— Recorded data —
****************************************
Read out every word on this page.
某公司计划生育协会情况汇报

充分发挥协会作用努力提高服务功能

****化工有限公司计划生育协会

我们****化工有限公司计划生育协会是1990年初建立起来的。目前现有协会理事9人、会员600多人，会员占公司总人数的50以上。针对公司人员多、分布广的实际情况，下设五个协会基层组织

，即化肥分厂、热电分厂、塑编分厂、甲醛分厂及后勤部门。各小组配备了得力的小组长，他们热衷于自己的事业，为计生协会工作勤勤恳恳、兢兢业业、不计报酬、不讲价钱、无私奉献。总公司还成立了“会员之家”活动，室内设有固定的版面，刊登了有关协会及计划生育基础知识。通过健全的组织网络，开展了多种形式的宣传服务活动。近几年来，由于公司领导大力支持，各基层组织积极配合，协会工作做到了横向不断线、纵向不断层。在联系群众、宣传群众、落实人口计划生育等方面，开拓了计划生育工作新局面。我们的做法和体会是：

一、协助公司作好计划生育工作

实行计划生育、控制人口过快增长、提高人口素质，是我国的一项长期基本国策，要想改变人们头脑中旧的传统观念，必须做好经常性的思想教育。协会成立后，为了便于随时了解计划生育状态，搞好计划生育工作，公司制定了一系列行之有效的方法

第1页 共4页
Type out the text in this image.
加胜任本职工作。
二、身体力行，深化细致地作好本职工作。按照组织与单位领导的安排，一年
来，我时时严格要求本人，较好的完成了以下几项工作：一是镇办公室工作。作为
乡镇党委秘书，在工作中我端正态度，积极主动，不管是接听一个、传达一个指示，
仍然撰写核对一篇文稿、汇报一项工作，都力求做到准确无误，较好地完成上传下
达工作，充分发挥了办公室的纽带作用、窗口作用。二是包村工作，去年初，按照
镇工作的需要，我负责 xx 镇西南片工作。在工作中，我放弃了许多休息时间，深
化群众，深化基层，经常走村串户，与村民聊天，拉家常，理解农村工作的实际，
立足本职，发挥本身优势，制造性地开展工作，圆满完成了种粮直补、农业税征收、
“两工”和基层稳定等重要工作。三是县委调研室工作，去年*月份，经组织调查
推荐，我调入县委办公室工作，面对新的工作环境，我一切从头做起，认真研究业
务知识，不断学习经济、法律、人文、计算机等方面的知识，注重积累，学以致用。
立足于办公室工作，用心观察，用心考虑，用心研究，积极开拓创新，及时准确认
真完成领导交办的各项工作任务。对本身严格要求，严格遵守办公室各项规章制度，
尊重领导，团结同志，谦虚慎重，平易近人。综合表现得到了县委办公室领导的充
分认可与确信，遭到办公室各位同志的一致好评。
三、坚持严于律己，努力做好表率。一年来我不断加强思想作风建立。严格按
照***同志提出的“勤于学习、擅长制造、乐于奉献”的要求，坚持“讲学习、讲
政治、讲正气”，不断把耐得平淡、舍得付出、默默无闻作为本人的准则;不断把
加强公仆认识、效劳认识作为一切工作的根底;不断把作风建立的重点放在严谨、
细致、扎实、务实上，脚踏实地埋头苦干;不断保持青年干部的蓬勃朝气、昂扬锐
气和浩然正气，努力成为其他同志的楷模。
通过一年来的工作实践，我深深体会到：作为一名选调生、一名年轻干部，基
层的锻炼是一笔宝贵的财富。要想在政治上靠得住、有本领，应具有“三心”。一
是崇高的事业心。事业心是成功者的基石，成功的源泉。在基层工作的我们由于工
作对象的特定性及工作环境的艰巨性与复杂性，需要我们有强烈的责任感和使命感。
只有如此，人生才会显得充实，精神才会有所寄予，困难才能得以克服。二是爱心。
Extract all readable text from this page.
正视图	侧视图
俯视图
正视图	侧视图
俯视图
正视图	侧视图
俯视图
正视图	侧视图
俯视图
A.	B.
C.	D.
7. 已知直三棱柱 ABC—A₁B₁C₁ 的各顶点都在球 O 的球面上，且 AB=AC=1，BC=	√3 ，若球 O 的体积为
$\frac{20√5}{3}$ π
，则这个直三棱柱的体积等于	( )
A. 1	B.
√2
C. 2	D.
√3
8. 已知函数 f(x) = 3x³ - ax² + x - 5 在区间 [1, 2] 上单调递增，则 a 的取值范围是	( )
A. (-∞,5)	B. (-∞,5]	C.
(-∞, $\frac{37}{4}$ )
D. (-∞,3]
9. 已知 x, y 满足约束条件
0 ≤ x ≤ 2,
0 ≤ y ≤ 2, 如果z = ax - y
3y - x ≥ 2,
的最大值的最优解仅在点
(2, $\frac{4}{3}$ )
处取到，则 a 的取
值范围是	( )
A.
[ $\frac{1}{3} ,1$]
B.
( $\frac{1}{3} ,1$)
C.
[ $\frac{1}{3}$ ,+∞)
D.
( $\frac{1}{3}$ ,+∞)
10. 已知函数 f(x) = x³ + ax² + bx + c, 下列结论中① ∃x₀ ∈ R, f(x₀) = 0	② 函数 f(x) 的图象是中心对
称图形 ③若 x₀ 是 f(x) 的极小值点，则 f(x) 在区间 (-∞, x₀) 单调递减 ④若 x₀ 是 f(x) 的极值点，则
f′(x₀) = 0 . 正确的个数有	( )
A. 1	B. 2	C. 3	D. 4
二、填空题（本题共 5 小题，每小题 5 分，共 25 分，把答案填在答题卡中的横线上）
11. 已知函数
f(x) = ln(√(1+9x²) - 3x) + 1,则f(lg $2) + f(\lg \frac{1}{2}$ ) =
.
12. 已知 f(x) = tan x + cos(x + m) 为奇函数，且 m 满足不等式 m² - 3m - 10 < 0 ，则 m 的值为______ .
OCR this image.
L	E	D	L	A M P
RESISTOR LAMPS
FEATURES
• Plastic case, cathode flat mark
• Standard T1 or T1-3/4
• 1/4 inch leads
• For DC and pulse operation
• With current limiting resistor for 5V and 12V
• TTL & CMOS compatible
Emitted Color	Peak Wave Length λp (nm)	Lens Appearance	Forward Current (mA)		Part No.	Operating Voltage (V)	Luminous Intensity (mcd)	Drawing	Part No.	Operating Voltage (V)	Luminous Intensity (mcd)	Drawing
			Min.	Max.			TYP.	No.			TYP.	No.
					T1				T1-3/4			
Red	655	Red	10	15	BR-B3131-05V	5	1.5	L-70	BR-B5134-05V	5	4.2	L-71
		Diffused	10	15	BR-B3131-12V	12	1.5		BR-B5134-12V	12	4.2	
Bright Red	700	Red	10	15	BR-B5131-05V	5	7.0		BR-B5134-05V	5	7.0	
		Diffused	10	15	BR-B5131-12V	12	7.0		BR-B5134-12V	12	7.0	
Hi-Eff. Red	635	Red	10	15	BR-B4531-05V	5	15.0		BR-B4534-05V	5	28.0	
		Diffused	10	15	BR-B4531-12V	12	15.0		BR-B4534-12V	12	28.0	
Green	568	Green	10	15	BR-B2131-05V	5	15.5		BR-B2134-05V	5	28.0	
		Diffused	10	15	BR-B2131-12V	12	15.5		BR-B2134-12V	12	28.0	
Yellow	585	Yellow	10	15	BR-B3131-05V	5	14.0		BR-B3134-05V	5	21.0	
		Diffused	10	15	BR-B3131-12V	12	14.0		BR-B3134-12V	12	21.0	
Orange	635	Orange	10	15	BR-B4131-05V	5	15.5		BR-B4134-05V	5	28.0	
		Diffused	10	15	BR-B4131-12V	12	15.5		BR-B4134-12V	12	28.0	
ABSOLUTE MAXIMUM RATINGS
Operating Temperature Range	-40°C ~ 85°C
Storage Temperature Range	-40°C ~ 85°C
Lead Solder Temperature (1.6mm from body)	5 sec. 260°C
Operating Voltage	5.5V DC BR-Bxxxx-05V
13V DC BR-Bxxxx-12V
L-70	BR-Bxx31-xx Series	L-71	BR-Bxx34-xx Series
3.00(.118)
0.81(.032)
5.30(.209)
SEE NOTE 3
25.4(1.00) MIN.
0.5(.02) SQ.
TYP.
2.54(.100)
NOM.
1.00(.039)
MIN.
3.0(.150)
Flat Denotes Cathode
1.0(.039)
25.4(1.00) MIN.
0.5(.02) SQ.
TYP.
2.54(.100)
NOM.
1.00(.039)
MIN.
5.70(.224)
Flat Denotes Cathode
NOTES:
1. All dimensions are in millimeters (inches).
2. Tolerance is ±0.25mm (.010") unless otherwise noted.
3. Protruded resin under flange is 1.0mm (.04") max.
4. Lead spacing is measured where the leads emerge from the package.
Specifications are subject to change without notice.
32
****************************************
— EXERCISE AIM —
Copy all lines from the data that hold the word "page".

— SOLUTION TO THE PROBLEM —
Read out every word on this page.
Extract all readable text from this page.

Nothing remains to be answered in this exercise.